** BEGIN **

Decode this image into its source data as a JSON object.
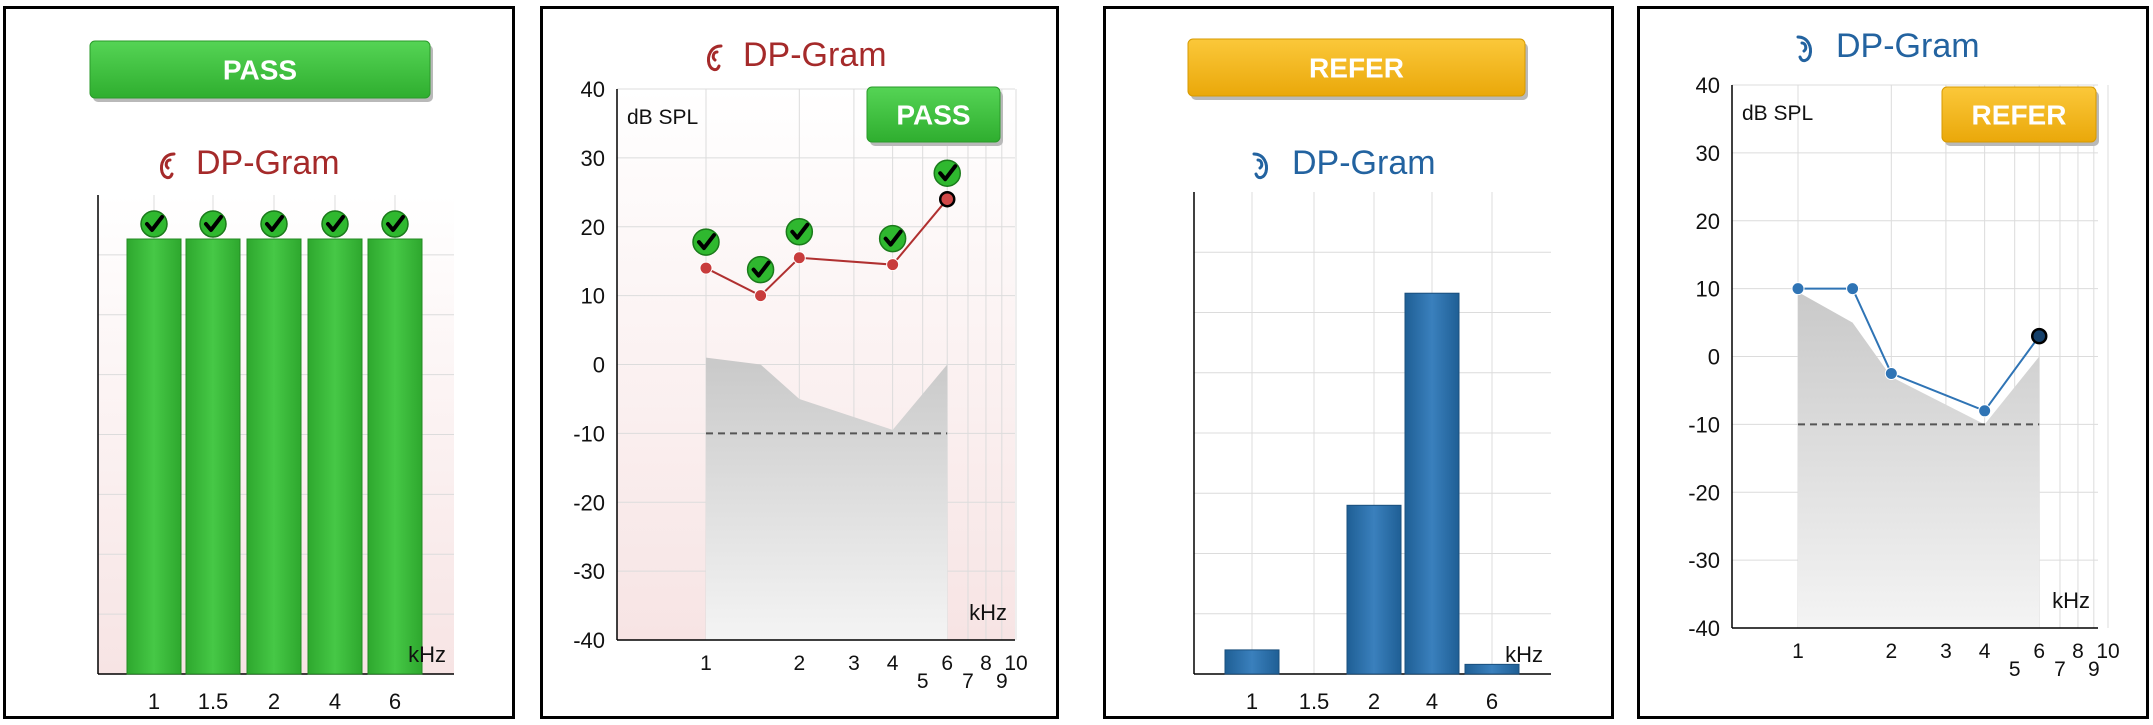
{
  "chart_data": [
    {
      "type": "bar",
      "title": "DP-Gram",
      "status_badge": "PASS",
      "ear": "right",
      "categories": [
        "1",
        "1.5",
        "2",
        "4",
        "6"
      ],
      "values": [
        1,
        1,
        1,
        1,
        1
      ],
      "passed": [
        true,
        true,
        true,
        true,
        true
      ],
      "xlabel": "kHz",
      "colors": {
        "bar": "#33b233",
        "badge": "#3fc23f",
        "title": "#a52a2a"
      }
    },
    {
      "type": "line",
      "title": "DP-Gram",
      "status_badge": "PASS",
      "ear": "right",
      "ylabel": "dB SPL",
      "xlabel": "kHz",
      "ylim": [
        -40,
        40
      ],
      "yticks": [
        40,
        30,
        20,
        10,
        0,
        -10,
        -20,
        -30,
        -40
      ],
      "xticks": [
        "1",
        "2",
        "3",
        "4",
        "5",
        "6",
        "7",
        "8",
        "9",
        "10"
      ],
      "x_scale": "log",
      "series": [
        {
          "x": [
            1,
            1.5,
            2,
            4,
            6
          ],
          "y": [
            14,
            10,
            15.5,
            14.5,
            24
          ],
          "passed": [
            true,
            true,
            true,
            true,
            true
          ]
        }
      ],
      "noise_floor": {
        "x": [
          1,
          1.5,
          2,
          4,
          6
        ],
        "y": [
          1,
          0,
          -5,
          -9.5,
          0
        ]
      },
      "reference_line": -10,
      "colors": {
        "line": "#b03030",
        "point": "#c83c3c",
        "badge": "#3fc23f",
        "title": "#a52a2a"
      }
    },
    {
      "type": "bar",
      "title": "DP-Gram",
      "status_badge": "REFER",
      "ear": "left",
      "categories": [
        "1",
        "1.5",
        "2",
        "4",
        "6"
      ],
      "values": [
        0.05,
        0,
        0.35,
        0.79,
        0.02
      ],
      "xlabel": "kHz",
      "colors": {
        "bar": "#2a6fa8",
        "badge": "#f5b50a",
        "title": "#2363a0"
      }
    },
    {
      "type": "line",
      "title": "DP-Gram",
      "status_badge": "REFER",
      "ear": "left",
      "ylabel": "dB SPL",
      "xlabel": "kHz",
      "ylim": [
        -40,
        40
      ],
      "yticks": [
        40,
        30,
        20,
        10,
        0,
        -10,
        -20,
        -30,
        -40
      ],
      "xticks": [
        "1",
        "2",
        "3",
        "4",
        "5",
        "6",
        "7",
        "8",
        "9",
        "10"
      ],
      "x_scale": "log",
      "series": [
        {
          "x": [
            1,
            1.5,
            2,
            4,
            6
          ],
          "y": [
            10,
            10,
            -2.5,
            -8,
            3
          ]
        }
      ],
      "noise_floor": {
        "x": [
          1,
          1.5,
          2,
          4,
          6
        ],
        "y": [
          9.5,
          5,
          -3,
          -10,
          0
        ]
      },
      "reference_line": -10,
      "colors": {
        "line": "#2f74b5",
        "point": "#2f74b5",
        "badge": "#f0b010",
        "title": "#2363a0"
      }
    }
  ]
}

** END **

Written instruction: Without the pictures, write out every entry precisely as it appears.

Result:
Decode this image into its source data as a JSON object.
{
  "chart_data": [
    {
      "type": "bar",
      "title": "DP-Gram",
      "status_badge": "PASS",
      "ear": "right",
      "categories": [
        "1",
        "1.5",
        "2",
        "4",
        "6"
      ],
      "values": [
        1,
        1,
        1,
        1,
        1
      ],
      "passed": [
        true,
        true,
        true,
        true,
        true
      ],
      "xlabel": "kHz",
      "colors": {
        "bar": "#33b233",
        "badge": "#3fc23f",
        "title": "#a52a2a"
      }
    },
    {
      "type": "line",
      "title": "DP-Gram",
      "status_badge": "PASS",
      "ear": "right",
      "ylabel": "dB SPL",
      "xlabel": "kHz",
      "ylim": [
        -40,
        40
      ],
      "yticks": [
        40,
        30,
        20,
        10,
        0,
        -10,
        -20,
        -30,
        -40
      ],
      "xticks": [
        "1",
        "2",
        "3",
        "4",
        "5",
        "6",
        "7",
        "8",
        "9",
        "10"
      ],
      "x_scale": "log",
      "series": [
        {
          "x": [
            1,
            1.5,
            2,
            4,
            6
          ],
          "y": [
            14,
            10,
            15.5,
            14.5,
            24
          ],
          "passed": [
            true,
            true,
            true,
            true,
            true
          ]
        }
      ],
      "noise_floor": {
        "x": [
          1,
          1.5,
          2,
          4,
          6
        ],
        "y": [
          1,
          0,
          -5,
          -9.5,
          0
        ]
      },
      "reference_line": -10,
      "colors": {
        "line": "#b03030",
        "point": "#c83c3c",
        "badge": "#3fc23f",
        "title": "#a52a2a"
      }
    },
    {
      "type": "bar",
      "title": "DP-Gram",
      "status_badge": "REFER",
      "ear": "left",
      "categories": [
        "1",
        "1.5",
        "2",
        "4",
        "6"
      ],
      "values": [
        0.05,
        0,
        0.35,
        0.79,
        0.02
      ],
      "xlabel": "kHz",
      "colors": {
        "bar": "#2a6fa8",
        "badge": "#f5b50a",
        "title": "#2363a0"
      }
    },
    {
      "type": "line",
      "title": "DP-Gram",
      "status_badge": "REFER",
      "ear": "left",
      "ylabel": "dB SPL",
      "xlabel": "kHz",
      "ylim": [
        -40,
        40
      ],
      "yticks": [
        40,
        30,
        20,
        10,
        0,
        -10,
        -20,
        -30,
        -40
      ],
      "xticks": [
        "1",
        "2",
        "3",
        "4",
        "5",
        "6",
        "7",
        "8",
        "9",
        "10"
      ],
      "x_scale": "log",
      "series": [
        {
          "x": [
            1,
            1.5,
            2,
            4,
            6
          ],
          "y": [
            10,
            10,
            -2.5,
            -8,
            3
          ]
        }
      ],
      "noise_floor": {
        "x": [
          1,
          1.5,
          2,
          4,
          6
        ],
        "y": [
          9.5,
          5,
          -3,
          -10,
          0
        ]
      },
      "reference_line": -10,
      "colors": {
        "line": "#2f74b5",
        "point": "#2f74b5",
        "badge": "#f0b010",
        "title": "#2363a0"
      }
    }
  ]
}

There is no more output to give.